- _WRITTEN PROBLEM_
Convert the items, from the start up to and including the line containing "behavior-category-panel: 类目词 关键词", into a JSON list of strings with one string per line. Omit any blank lines.

Records from a data collection
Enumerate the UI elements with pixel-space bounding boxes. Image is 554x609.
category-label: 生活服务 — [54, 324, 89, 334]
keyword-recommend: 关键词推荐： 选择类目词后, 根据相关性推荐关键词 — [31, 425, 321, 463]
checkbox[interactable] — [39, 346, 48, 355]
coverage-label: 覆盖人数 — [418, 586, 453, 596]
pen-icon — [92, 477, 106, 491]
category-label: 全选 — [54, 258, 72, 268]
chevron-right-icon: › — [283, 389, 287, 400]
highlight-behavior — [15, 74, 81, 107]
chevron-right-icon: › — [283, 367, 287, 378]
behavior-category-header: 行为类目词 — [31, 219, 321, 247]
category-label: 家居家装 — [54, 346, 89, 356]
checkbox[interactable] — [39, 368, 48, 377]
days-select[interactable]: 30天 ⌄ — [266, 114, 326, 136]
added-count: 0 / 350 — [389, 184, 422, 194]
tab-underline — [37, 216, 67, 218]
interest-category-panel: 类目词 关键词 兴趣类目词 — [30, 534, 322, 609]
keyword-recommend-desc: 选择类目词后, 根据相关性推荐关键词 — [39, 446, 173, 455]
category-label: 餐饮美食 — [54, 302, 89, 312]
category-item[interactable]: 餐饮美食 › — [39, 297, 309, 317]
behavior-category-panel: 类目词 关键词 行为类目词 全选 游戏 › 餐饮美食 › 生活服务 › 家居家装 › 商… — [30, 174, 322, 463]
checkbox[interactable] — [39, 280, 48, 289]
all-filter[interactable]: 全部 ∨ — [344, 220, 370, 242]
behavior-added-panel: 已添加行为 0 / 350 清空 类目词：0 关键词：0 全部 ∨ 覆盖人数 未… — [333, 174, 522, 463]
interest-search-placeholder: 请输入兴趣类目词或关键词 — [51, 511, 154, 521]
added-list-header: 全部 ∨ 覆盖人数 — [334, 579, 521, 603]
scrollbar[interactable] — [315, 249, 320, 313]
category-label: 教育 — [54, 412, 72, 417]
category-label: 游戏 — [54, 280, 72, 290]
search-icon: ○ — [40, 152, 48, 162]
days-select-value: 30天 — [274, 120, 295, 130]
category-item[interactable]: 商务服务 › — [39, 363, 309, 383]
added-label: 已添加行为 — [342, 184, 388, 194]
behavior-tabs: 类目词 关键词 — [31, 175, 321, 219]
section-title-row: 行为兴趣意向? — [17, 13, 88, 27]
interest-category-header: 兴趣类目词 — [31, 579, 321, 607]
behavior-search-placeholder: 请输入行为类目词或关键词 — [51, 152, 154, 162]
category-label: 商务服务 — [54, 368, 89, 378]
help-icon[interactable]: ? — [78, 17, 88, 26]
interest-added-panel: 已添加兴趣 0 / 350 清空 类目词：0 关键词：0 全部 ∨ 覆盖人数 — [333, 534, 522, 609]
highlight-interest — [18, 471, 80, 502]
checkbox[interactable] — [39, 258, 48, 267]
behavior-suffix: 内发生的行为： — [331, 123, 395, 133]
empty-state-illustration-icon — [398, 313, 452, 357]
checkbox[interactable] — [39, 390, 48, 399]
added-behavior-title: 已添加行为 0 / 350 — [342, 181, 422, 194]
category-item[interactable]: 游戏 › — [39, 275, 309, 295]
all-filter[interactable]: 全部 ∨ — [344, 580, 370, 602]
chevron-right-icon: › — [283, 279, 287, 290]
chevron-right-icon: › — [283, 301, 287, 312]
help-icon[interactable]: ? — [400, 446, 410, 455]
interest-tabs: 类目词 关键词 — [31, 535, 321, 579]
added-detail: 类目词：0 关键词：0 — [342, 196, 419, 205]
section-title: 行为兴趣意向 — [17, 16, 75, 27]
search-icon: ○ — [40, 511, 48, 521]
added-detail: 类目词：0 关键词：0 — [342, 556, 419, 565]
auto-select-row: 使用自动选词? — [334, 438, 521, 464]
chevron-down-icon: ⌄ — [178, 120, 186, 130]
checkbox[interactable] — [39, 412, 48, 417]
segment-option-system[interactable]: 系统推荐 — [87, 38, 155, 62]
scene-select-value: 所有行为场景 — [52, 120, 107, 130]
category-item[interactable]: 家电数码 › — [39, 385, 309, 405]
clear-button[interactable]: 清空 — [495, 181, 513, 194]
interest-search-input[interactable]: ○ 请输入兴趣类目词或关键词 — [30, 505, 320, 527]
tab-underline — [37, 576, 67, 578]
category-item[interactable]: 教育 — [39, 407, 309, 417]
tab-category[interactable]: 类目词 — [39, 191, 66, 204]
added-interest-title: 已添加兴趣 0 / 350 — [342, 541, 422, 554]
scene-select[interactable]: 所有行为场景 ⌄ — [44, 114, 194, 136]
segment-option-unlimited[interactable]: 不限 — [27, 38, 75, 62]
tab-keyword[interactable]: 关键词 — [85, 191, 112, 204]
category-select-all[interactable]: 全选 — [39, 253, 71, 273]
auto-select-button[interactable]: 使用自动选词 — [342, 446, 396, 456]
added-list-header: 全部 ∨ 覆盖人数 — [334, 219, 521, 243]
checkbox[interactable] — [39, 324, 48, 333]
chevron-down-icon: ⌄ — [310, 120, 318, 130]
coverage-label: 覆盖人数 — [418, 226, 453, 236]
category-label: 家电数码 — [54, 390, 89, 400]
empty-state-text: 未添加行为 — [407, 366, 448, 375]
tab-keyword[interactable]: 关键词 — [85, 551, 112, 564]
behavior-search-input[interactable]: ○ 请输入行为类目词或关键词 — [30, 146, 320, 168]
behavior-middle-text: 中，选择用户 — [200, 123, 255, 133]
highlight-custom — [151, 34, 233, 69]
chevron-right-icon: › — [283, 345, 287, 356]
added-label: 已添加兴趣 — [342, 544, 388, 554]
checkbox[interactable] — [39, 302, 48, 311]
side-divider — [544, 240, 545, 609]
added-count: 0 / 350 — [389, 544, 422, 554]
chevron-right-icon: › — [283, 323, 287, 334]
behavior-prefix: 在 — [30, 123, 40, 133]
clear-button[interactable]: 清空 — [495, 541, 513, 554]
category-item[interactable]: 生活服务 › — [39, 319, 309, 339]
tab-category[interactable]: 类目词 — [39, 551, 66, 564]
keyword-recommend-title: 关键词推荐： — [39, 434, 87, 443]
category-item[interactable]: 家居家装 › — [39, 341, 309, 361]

- _THE RESPONSE_
[
  "Enumerate the UI elements with pixel-space bounding boxes. Image is 554x609.",
  "category-label: 生活服务 — [54, 324, 89, 334]",
  "keyword-recommend: 关键词推荐： 选择类目词后, 根据相关性推荐关键词 — [31, 425, 321, 463]",
  "checkbox[interactable] — [39, 346, 48, 355]",
  "coverage-label: 覆盖人数 — [418, 586, 453, 596]",
  "pen-icon — [92, 477, 106, 491]",
  "category-label: 全选 — [54, 258, 72, 268]",
  "chevron-right-icon: › — [283, 389, 287, 400]",
  "highlight-behavior — [15, 74, 81, 107]",
  "chevron-right-icon: › — [283, 367, 287, 378]",
  "behavior-category-header: 行为类目词 — [31, 219, 321, 247]",
  "category-label: 家居家装 — [54, 346, 89, 356]",
  "checkbox[interactable] — [39, 368, 48, 377]",
  "days-select[interactable]: 30天 ⌄ — [266, 114, 326, 136]",
  "added-count: 0 / 350 — [389, 184, 422, 194]",
  "tab-underline — [37, 216, 67, 218]",
  "interest-category-panel: 类目词 关键词 兴趣类目词 — [30, 534, 322, 609]",
  "keyword-recommend-desc: 选择类目词后, 根据相关性推荐关键词 — [39, 446, 173, 455]",
  "category-label: 餐饮美食 — [54, 302, 89, 312]",
  "category-item[interactable]: 餐饮美食 › — [39, 297, 309, 317]",
  "behavior-category-panel: 类目词 关键词 行为类目词 全选 游戏 › 餐饮美食 › 生活服务 › 家居家装 › 商… — [30, 174, 322, 463]"
]